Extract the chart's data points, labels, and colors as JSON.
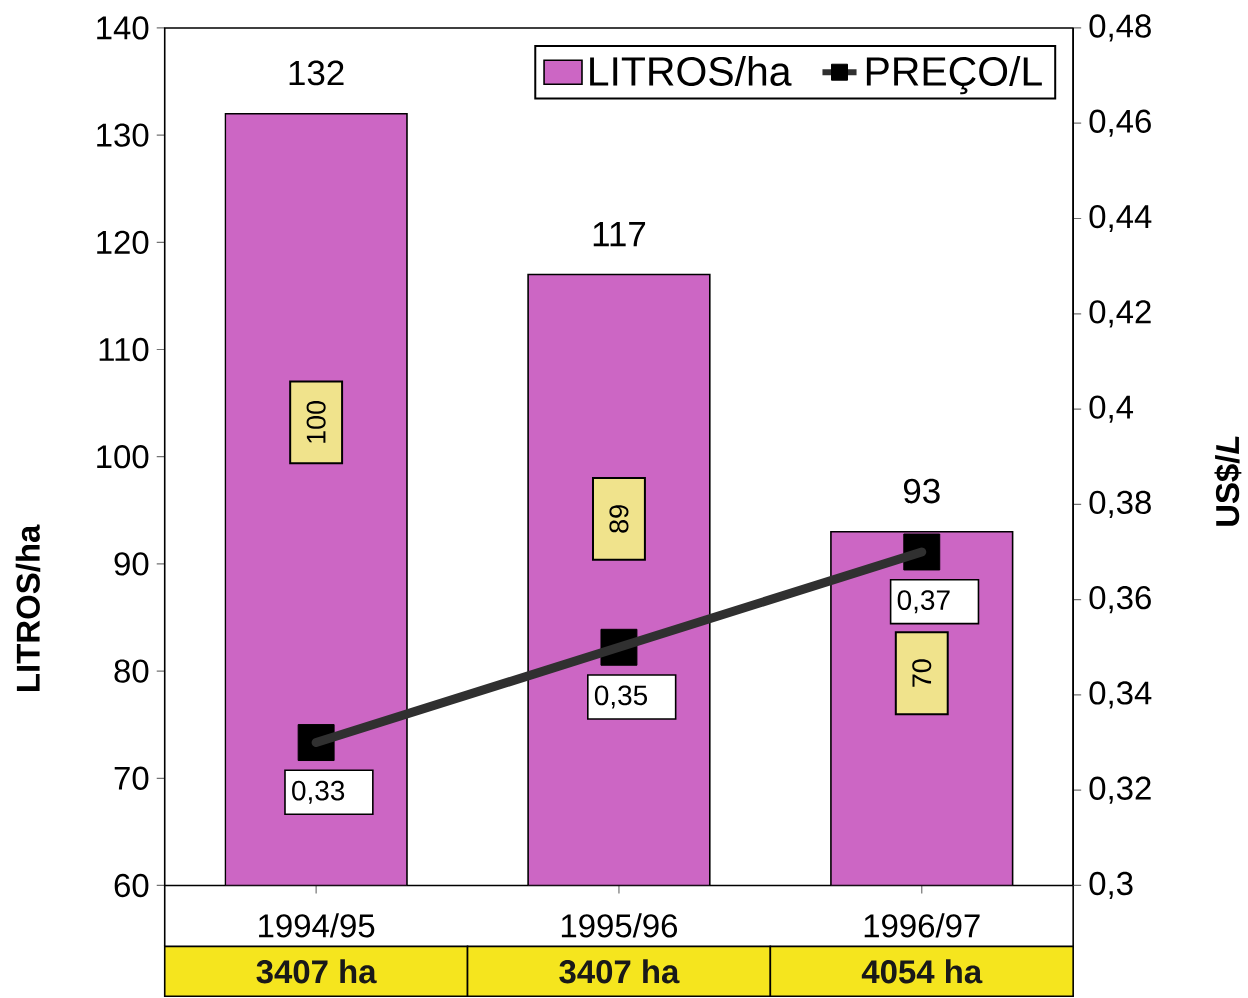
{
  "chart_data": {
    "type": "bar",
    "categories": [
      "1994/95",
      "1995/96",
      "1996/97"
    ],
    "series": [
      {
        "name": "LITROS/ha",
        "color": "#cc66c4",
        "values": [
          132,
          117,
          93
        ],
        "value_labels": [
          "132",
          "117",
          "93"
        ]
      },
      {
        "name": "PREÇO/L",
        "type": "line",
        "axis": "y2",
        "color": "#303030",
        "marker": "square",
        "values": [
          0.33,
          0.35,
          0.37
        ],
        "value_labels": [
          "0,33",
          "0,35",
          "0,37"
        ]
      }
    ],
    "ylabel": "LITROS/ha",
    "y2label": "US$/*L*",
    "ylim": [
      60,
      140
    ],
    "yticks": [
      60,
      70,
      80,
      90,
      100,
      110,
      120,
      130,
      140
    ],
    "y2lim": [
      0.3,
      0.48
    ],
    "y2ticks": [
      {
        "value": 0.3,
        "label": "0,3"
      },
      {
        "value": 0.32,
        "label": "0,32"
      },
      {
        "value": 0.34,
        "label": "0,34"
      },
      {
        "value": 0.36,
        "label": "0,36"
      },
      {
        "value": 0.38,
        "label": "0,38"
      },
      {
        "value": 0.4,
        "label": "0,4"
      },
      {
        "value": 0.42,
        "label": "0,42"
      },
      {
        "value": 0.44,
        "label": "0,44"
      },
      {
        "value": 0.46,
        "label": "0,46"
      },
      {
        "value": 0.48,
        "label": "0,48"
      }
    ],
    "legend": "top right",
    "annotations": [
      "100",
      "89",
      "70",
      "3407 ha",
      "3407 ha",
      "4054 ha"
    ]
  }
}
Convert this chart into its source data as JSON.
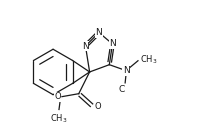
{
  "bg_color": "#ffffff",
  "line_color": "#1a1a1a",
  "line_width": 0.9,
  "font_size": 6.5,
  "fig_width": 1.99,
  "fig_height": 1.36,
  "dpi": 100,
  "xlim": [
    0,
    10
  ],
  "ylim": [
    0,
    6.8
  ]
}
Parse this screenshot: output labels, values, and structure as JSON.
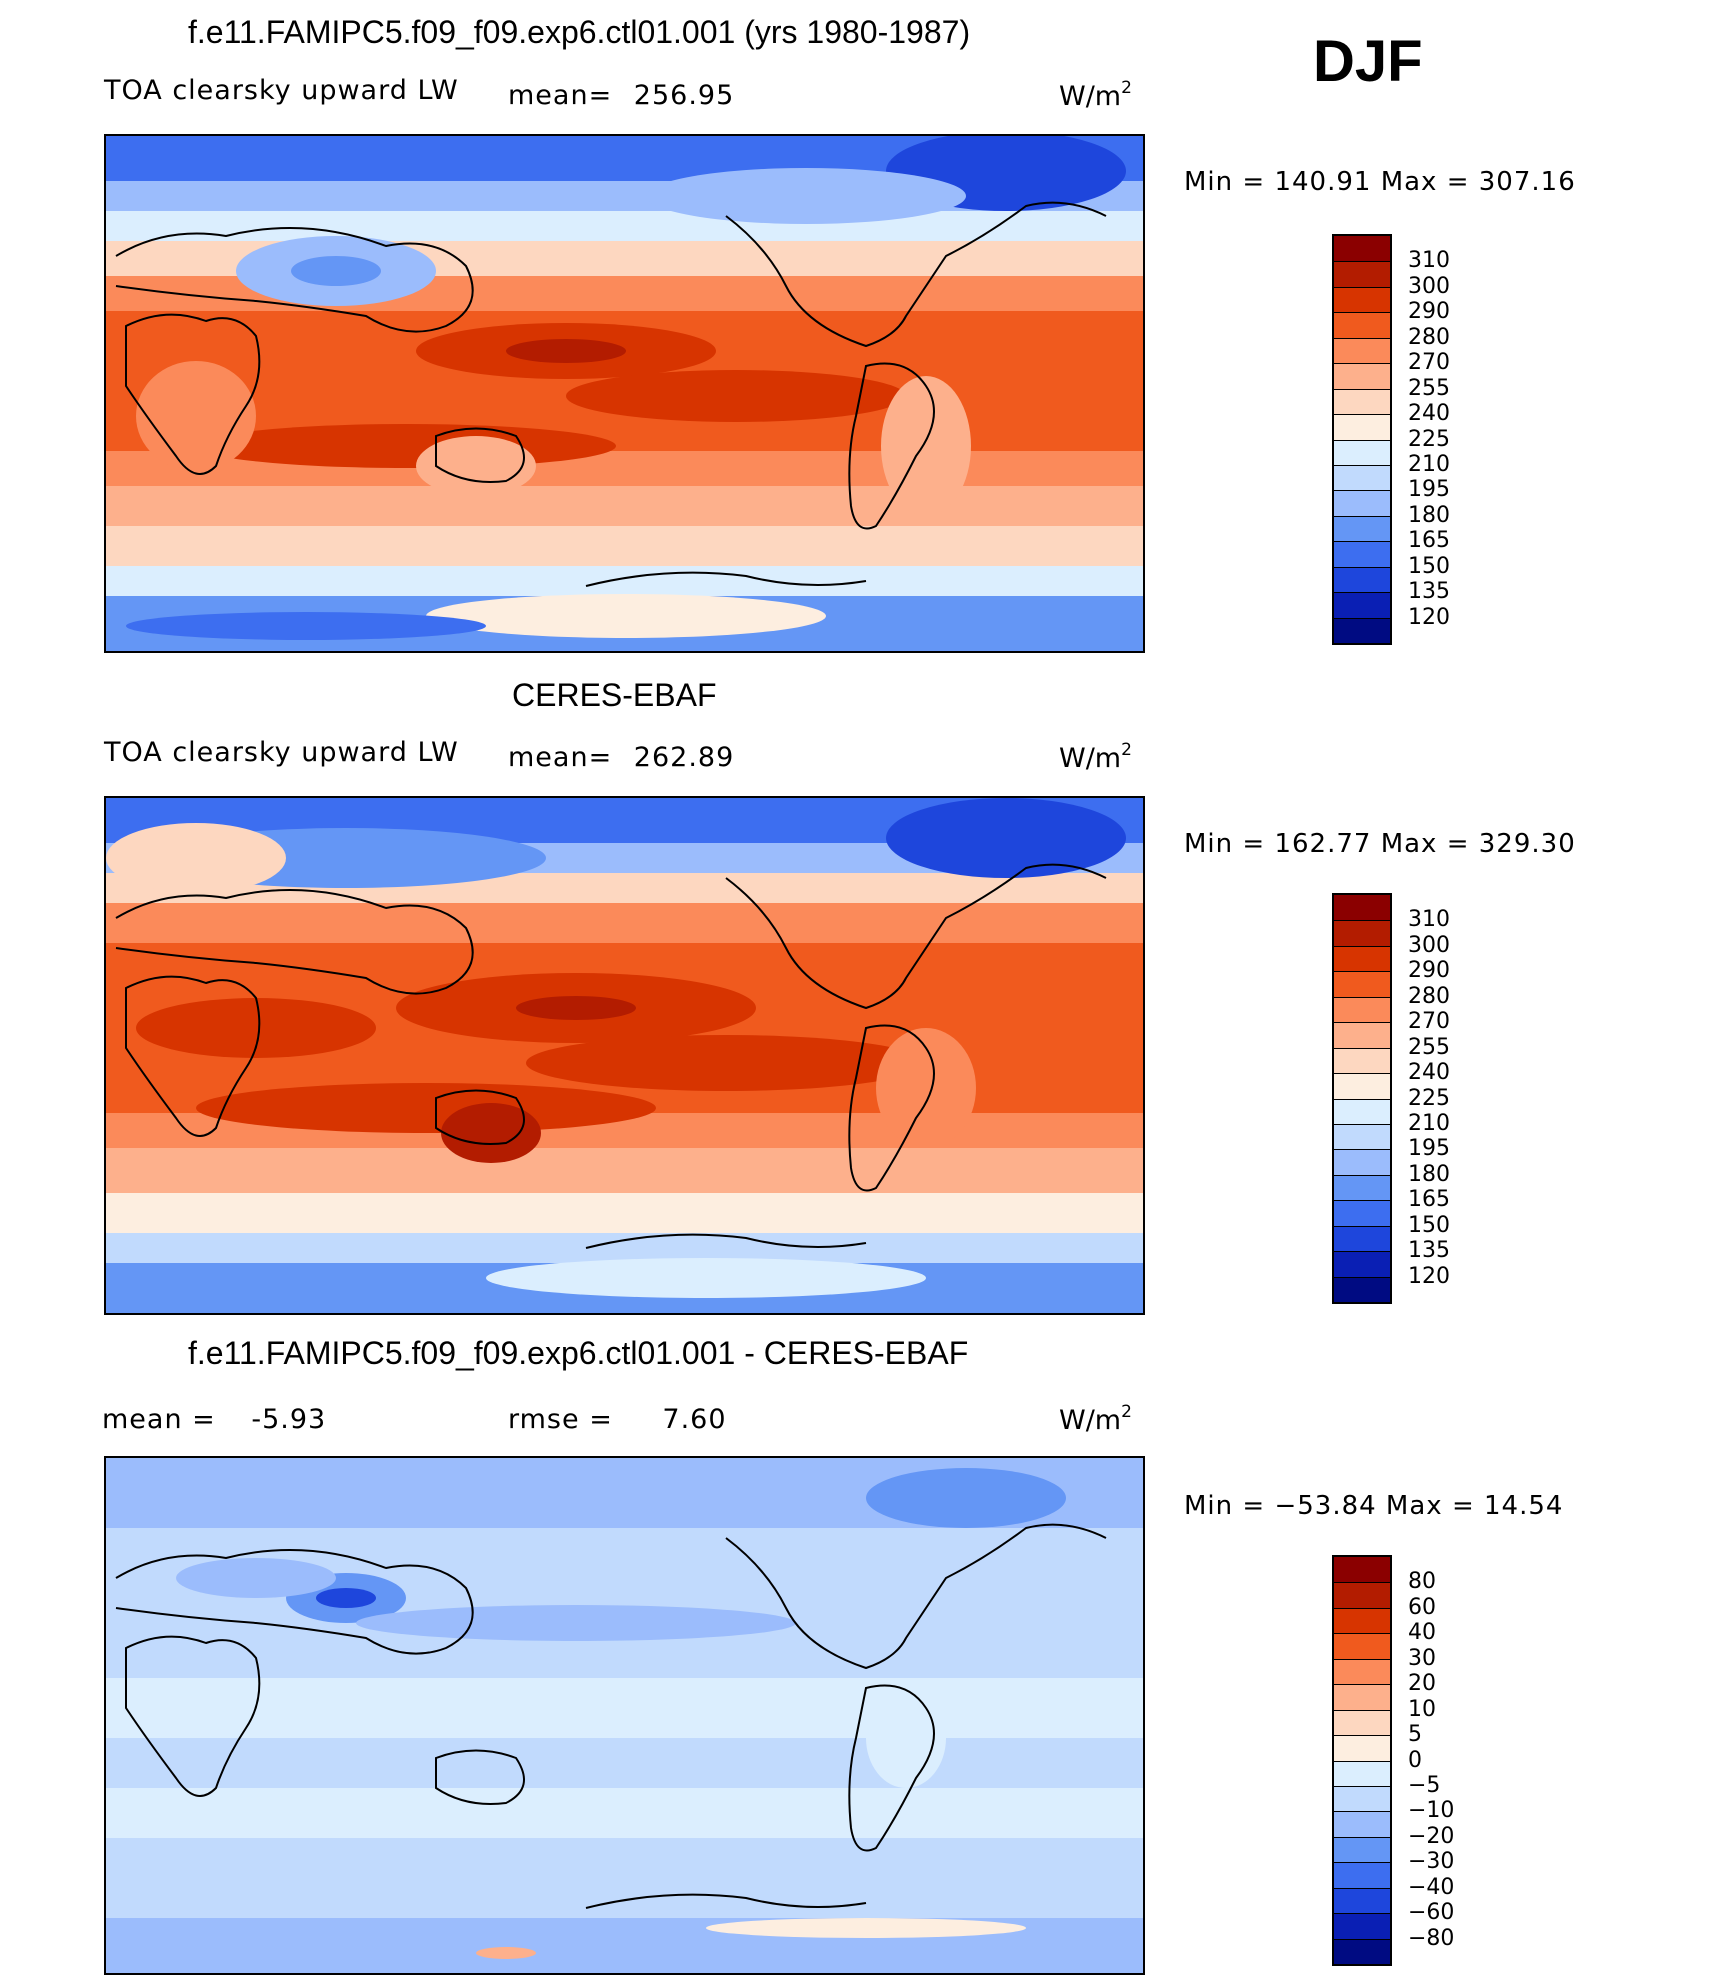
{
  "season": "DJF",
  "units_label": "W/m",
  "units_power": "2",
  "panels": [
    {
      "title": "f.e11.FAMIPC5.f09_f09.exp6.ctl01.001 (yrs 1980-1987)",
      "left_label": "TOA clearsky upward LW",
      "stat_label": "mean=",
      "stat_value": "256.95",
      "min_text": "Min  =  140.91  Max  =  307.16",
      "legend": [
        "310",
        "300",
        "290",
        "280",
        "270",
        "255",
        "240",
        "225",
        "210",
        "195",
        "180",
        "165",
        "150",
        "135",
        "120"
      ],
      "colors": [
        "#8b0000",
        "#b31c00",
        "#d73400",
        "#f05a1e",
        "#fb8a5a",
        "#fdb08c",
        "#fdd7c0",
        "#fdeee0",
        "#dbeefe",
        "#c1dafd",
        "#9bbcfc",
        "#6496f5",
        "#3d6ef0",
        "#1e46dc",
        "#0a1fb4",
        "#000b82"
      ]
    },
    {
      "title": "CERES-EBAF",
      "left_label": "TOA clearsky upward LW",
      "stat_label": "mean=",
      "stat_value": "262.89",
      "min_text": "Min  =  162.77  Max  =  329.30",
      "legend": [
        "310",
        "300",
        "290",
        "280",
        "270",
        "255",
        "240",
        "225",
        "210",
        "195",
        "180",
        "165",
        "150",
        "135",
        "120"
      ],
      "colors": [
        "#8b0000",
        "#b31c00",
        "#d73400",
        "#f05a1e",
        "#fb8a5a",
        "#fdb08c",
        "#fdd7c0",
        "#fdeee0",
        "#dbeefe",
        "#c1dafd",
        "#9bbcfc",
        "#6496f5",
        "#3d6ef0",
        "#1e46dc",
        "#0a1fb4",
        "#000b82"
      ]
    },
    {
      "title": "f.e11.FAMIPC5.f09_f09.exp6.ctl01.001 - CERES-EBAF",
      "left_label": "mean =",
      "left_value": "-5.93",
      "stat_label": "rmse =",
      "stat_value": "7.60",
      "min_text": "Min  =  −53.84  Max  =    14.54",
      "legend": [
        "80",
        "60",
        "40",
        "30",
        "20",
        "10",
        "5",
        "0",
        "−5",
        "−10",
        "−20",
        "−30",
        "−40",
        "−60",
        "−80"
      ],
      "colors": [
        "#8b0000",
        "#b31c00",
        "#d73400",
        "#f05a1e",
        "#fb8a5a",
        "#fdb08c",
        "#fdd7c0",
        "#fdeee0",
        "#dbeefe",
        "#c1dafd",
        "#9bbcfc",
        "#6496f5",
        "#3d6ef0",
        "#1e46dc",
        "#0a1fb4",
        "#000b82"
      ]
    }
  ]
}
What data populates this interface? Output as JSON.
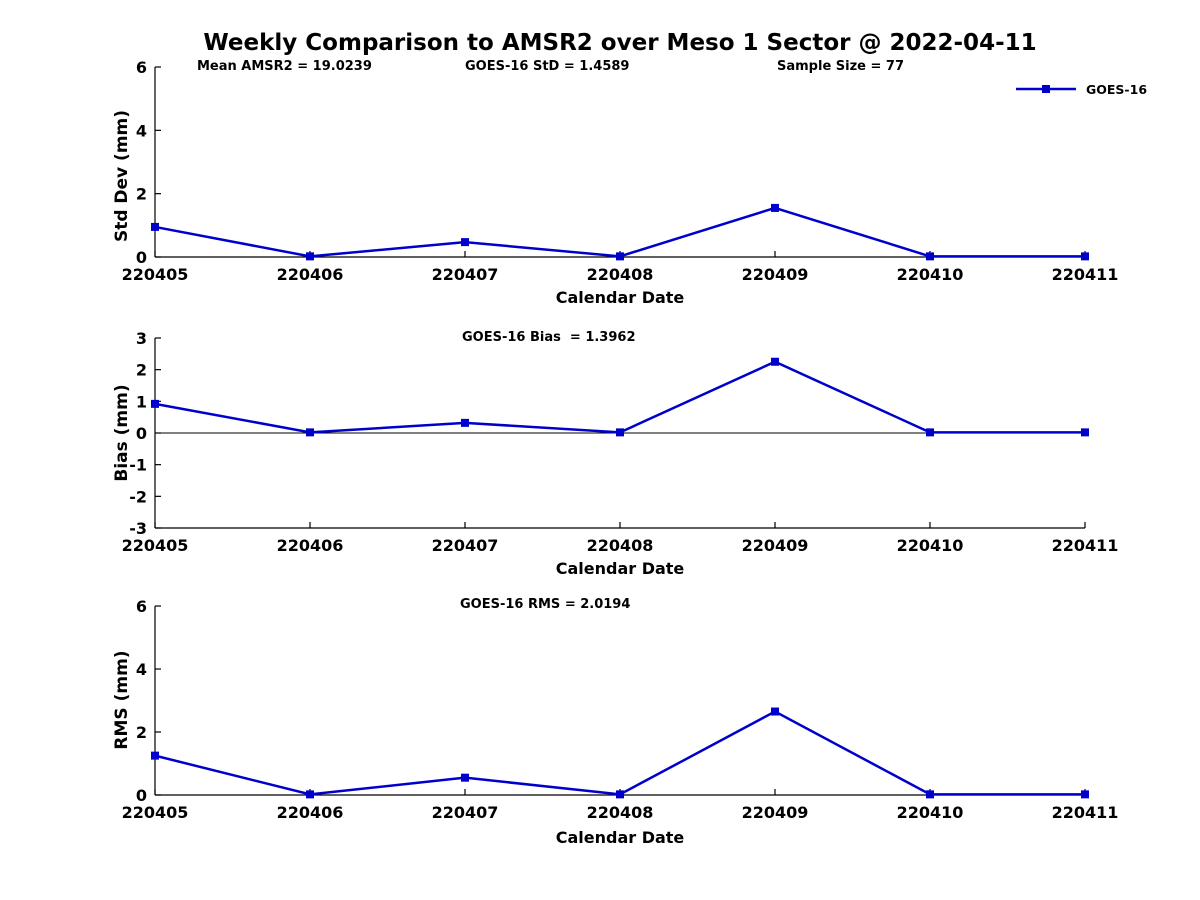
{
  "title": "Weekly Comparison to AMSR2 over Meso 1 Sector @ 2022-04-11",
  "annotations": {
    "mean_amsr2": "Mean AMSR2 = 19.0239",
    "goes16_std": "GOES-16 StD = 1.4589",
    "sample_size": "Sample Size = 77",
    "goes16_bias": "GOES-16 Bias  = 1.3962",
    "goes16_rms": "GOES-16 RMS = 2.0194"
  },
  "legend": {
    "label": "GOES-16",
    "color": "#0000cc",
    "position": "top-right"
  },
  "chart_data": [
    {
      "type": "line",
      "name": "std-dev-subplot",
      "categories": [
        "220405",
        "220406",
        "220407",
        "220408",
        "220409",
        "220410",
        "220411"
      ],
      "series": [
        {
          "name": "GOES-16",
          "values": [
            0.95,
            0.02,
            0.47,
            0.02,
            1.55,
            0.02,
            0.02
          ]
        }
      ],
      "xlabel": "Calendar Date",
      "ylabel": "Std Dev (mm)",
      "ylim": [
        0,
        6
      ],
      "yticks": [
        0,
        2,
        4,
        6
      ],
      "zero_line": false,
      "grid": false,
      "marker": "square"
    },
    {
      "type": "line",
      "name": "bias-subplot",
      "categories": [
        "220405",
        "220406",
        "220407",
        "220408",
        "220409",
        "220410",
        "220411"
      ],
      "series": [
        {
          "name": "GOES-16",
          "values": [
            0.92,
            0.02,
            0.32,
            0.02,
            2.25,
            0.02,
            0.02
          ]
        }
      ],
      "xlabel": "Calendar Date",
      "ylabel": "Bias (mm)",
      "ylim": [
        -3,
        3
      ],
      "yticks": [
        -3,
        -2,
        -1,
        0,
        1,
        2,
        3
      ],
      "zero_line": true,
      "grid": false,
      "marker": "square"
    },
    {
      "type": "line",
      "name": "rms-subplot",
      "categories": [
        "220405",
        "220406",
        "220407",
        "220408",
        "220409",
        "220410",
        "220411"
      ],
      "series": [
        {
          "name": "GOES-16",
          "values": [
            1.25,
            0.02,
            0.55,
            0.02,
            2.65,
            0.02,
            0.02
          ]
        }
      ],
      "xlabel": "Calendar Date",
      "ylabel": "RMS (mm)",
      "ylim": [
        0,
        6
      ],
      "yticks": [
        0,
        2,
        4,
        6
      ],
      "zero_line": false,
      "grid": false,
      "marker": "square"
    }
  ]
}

### Task instructions
In the entries above, find each line with the word "GOES" and copy it.

### Full output
    "goes16_std": "GOES-16 StD = 1.4589",
    "goes16_bias": "GOES-16 Bias  = 1.3962",
    "goes16_rms": "GOES-16 RMS = 2.0194"
    "label": "GOES-16",
          "name": "GOES-16",
          "name": "GOES-16",
          "name": "GOES-16",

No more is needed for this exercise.